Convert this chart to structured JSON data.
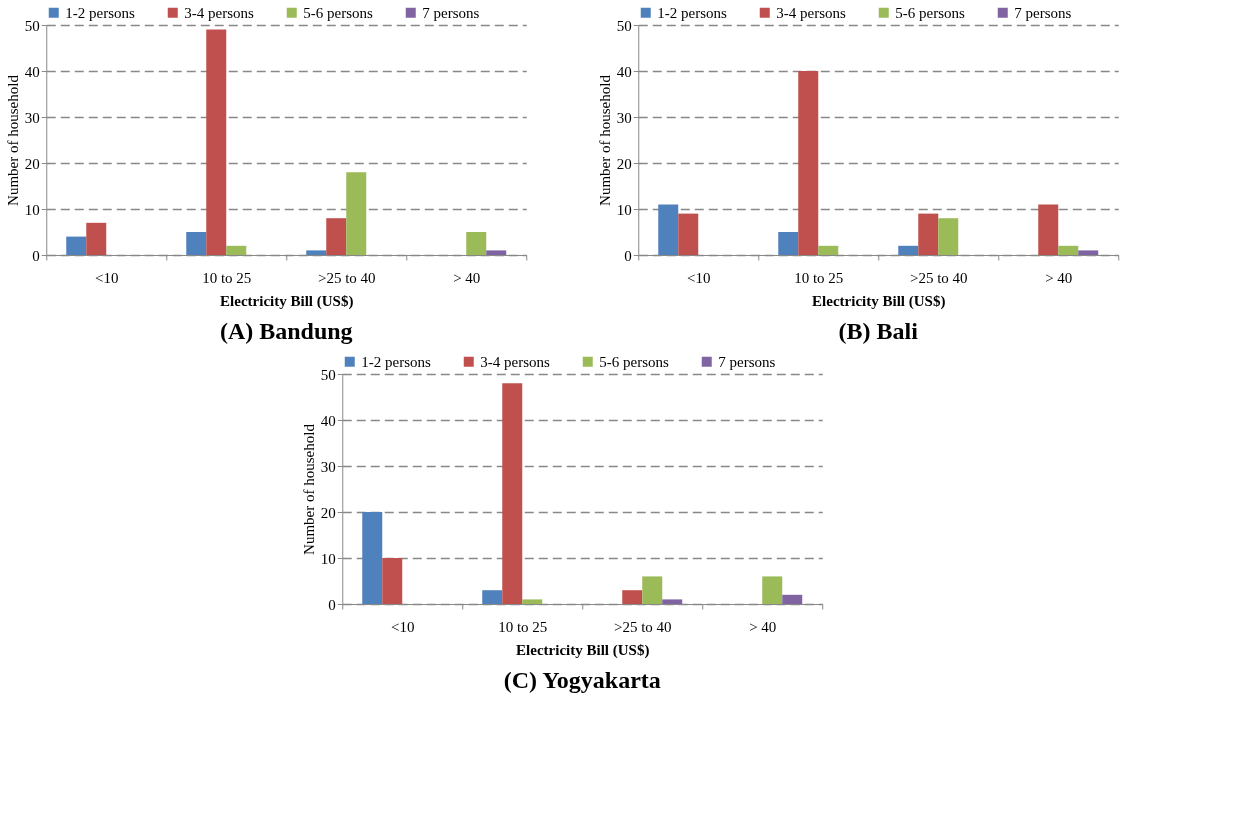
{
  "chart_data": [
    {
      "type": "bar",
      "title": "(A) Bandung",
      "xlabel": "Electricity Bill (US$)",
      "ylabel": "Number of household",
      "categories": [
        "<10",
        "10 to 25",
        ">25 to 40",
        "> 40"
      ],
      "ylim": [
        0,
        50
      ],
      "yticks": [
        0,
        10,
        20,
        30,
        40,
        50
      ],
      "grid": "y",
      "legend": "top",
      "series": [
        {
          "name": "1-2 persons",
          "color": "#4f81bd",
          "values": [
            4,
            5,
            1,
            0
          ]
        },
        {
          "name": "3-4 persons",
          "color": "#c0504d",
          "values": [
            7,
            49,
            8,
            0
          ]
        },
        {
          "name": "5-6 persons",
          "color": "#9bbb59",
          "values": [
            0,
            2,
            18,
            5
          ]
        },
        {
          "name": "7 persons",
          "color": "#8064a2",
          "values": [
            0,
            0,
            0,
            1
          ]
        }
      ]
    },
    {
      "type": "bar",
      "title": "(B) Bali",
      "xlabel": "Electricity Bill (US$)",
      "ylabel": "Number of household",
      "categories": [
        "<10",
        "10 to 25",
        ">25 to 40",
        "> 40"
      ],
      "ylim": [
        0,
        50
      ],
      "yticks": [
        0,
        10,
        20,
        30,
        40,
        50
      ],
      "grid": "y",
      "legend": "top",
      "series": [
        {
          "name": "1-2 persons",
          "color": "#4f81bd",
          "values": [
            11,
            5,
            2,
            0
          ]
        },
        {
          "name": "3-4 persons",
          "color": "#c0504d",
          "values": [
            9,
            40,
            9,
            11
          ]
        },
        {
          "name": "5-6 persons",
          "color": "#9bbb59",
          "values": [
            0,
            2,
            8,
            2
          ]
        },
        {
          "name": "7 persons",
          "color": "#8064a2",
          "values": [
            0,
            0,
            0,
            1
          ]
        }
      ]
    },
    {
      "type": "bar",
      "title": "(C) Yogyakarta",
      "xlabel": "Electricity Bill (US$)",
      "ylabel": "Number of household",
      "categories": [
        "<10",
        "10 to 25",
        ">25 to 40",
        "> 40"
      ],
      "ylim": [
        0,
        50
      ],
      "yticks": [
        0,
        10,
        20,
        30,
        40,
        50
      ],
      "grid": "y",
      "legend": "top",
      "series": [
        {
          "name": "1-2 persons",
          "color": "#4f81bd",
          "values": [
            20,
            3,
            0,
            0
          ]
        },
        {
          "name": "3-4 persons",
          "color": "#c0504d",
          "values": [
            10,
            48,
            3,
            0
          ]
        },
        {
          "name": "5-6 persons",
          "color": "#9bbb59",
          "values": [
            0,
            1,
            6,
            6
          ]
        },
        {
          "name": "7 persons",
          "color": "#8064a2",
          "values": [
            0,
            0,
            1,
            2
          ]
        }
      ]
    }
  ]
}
************
EXERCISE TASK: Set the pictures aside and transcribe the data above exactly.

RESPONSE TO THE EXERCISE:
Convert this chart to structured JSON data.
{
  "chart_data": [
    {
      "type": "bar",
      "title": "(A) Bandung",
      "xlabel": "Electricity Bill (US$)",
      "ylabel": "Number of household",
      "categories": [
        "<10",
        "10 to 25",
        ">25 to 40",
        "> 40"
      ],
      "ylim": [
        0,
        50
      ],
      "yticks": [
        0,
        10,
        20,
        30,
        40,
        50
      ],
      "grid": "y",
      "legend": "top",
      "series": [
        {
          "name": "1-2 persons",
          "color": "#4f81bd",
          "values": [
            4,
            5,
            1,
            0
          ]
        },
        {
          "name": "3-4 persons",
          "color": "#c0504d",
          "values": [
            7,
            49,
            8,
            0
          ]
        },
        {
          "name": "5-6 persons",
          "color": "#9bbb59",
          "values": [
            0,
            2,
            18,
            5
          ]
        },
        {
          "name": "7 persons",
          "color": "#8064a2",
          "values": [
            0,
            0,
            0,
            1
          ]
        }
      ]
    },
    {
      "type": "bar",
      "title": "(B) Bali",
      "xlabel": "Electricity Bill (US$)",
      "ylabel": "Number of household",
      "categories": [
        "<10",
        "10 to 25",
        ">25 to 40",
        "> 40"
      ],
      "ylim": [
        0,
        50
      ],
      "yticks": [
        0,
        10,
        20,
        30,
        40,
        50
      ],
      "grid": "y",
      "legend": "top",
      "series": [
        {
          "name": "1-2 persons",
          "color": "#4f81bd",
          "values": [
            11,
            5,
            2,
            0
          ]
        },
        {
          "name": "3-4 persons",
          "color": "#c0504d",
          "values": [
            9,
            40,
            9,
            11
          ]
        },
        {
          "name": "5-6 persons",
          "color": "#9bbb59",
          "values": [
            0,
            2,
            8,
            2
          ]
        },
        {
          "name": "7 persons",
          "color": "#8064a2",
          "values": [
            0,
            0,
            0,
            1
          ]
        }
      ]
    },
    {
      "type": "bar",
      "title": "(C) Yogyakarta",
      "xlabel": "Electricity Bill (US$)",
      "ylabel": "Number of household",
      "categories": [
        "<10",
        "10 to 25",
        ">25 to 40",
        "> 40"
      ],
      "ylim": [
        0,
        50
      ],
      "yticks": [
        0,
        10,
        20,
        30,
        40,
        50
      ],
      "grid": "y",
      "legend": "top",
      "series": [
        {
          "name": "1-2 persons",
          "color": "#4f81bd",
          "values": [
            20,
            3,
            0,
            0
          ]
        },
        {
          "name": "3-4 persons",
          "color": "#c0504d",
          "values": [
            10,
            48,
            3,
            0
          ]
        },
        {
          "name": "5-6 persons",
          "color": "#9bbb59",
          "values": [
            0,
            1,
            6,
            6
          ]
        },
        {
          "name": "7 persons",
          "color": "#8064a2",
          "values": [
            0,
            0,
            1,
            2
          ]
        }
      ]
    }
  ]
}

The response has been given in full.